▶ **STATED GOAL**:
Repeat all entries exactly.

== RECORD EXCERPTS

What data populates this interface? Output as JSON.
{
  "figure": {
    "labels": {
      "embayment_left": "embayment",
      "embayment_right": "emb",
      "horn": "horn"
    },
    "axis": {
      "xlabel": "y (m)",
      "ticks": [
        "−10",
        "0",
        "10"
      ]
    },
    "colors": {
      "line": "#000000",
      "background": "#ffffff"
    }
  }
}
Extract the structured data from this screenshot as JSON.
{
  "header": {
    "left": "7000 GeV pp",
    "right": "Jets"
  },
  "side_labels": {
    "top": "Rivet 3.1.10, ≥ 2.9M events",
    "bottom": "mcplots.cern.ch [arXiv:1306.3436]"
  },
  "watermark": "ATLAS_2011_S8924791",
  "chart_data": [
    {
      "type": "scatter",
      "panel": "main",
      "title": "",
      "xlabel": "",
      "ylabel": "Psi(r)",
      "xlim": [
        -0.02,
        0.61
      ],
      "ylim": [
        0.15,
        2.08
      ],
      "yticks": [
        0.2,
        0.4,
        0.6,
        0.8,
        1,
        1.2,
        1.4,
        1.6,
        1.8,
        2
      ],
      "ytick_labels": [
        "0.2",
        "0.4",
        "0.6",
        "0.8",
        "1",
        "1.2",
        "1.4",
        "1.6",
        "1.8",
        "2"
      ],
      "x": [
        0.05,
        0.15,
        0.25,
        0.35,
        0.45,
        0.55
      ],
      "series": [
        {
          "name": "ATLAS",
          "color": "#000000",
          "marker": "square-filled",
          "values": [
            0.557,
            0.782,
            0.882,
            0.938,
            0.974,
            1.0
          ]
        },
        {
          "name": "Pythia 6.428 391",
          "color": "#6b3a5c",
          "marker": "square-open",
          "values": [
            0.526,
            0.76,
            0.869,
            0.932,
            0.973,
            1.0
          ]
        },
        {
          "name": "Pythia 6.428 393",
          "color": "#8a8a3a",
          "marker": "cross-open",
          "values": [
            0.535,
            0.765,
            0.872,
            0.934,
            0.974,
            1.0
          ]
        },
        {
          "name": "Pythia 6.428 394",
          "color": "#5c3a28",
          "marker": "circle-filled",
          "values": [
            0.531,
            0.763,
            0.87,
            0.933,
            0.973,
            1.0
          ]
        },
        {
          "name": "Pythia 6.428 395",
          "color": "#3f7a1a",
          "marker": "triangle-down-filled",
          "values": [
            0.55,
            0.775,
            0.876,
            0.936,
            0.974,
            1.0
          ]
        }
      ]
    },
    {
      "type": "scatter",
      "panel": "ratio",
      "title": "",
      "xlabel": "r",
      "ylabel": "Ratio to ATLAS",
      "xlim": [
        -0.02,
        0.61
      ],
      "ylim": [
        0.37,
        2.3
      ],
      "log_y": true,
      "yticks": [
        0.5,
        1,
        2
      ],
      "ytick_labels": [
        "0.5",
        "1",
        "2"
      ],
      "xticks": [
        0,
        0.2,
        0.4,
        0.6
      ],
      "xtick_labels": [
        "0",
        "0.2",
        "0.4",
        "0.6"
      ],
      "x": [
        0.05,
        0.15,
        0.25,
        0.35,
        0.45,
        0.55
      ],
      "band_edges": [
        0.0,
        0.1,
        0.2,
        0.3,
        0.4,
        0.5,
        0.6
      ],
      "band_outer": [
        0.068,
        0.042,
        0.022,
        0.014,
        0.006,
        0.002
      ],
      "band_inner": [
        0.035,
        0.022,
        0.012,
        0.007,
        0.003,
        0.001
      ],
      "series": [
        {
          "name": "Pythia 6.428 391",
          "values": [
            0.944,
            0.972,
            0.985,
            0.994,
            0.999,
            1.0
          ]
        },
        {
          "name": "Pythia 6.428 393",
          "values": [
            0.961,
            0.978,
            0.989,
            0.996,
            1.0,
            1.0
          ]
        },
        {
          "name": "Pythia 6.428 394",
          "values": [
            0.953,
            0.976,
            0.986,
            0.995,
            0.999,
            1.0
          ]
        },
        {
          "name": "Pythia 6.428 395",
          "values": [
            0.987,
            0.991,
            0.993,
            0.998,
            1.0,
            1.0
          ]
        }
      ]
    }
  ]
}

====

▶ **THE ANSWER**:
What data populates this interface? Output as JSON.
{
  "figure": {
    "labels": {
      "embayment_left": "embayment",
      "embayment_right": "emb",
      "horn": "horn"
    },
    "axis": {
      "xlabel": "y (m)",
      "ticks": [
        "−10",
        "0",
        "10"
      ]
    },
    "colors": {
      "line": "#000000",
      "background": "#ffffff"
    }
  }
}
Extract the structured data from this screenshot as JSON.
{
  "header": {
    "left": "7000 GeV pp",
    "right": "Jets"
  },
  "side_labels": {
    "top": "Rivet 3.1.10, ≥ 2.9M events",
    "bottom": "mcplots.cern.ch [arXiv:1306.3436]"
  },
  "watermark": "ATLAS_2011_S8924791",
  "chart_data": [
    {
      "type": "scatter",
      "panel": "main",
      "title": "",
      "xlabel": "",
      "ylabel": "Psi(r)",
      "xlim": [
        -0.02,
        0.61
      ],
      "ylim": [
        0.15,
        2.08
      ],
      "yticks": [
        0.2,
        0.4,
        0.6,
        0.8,
        1,
        1.2,
        1.4,
        1.6,
        1.8,
        2
      ],
      "ytick_labels": [
        "0.2",
        "0.4",
        "0.6",
        "0.8",
        "1",
        "1.2",
        "1.4",
        "1.6",
        "1.8",
        "2"
      ],
      "x": [
        0.05,
        0.15,
        0.25,
        0.35,
        0.45,
        0.55
      ],
      "series": [
        {
          "name": "ATLAS",
          "color": "#000000",
          "marker": "square-filled",
          "values": [
            0.557,
            0.782,
            0.882,
            0.938,
            0.974,
            1.0
          ]
        },
        {
          "name": "Pythia 6.428 391",
          "color": "#6b3a5c",
          "marker": "square-open",
          "values": [
            0.526,
            0.76,
            0.869,
            0.932,
            0.973,
            1.0
          ]
        },
        {
          "name": "Pythia 6.428 393",
          "color": "#8a8a3a",
          "marker": "cross-open",
          "values": [
            0.535,
            0.765,
            0.872,
            0.934,
            0.974,
            1.0
          ]
        },
        {
          "name": "Pythia 6.428 394",
          "color": "#5c3a28",
          "marker": "circle-filled",
          "values": [
            0.531,
            0.763,
            0.87,
            0.933,
            0.973,
            1.0
          ]
        },
        {
          "name": "Pythia 6.428 395",
          "color": "#3f7a1a",
          "marker": "triangle-down-filled",
          "values": [
            0.55,
            0.775,
            0.876,
            0.936,
            0.974,
            1.0
          ]
        }
      ]
    },
    {
      "type": "scatter",
      "panel": "ratio",
      "title": "",
      "xlabel": "r",
      "ylabel": "Ratio to ATLAS",
      "xlim": [
        -0.02,
        0.61
      ],
      "ylim": [
        0.37,
        2.3
      ],
      "log_y": true,
      "yticks": [
        0.5,
        1,
        2
      ],
      "ytick_labels": [
        "0.5",
        "1",
        "2"
      ],
      "xticks": [
        0,
        0.2,
        0.4,
        0.6
      ],
      "xtick_labels": [
        "0",
        "0.2",
        "0.4",
        "0.6"
      ],
      "x": [
        0.05,
        0.15,
        0.25,
        0.35,
        0.45,
        0.55
      ],
      "band_edges": [
        0.0,
        0.1,
        0.2,
        0.3,
        0.4,
        0.5,
        0.6
      ],
      "band_outer": [
        0.068,
        0.042,
        0.022,
        0.014,
        0.006,
        0.002
      ],
      "band_inner": [
        0.035,
        0.022,
        0.012,
        0.007,
        0.003,
        0.001
      ],
      "series": [
        {
          "name": "Pythia 6.428 391",
          "values": [
            0.944,
            0.972,
            0.985,
            0.994,
            0.999,
            1.0
          ]
        },
        {
          "name": "Pythia 6.428 393",
          "values": [
            0.961,
            0.978,
            0.989,
            0.996,
            1.0,
            1.0
          ]
        },
        {
          "name": "Pythia 6.428 394",
          "values": [
            0.953,
            0.976,
            0.986,
            0.995,
            0.999,
            1.0
          ]
        },
        {
          "name": "Pythia 6.428 395",
          "values": [
            0.987,
            0.991,
            0.993,
            0.998,
            1.0,
            1.0
          ]
        }
      ]
    }
  ]
}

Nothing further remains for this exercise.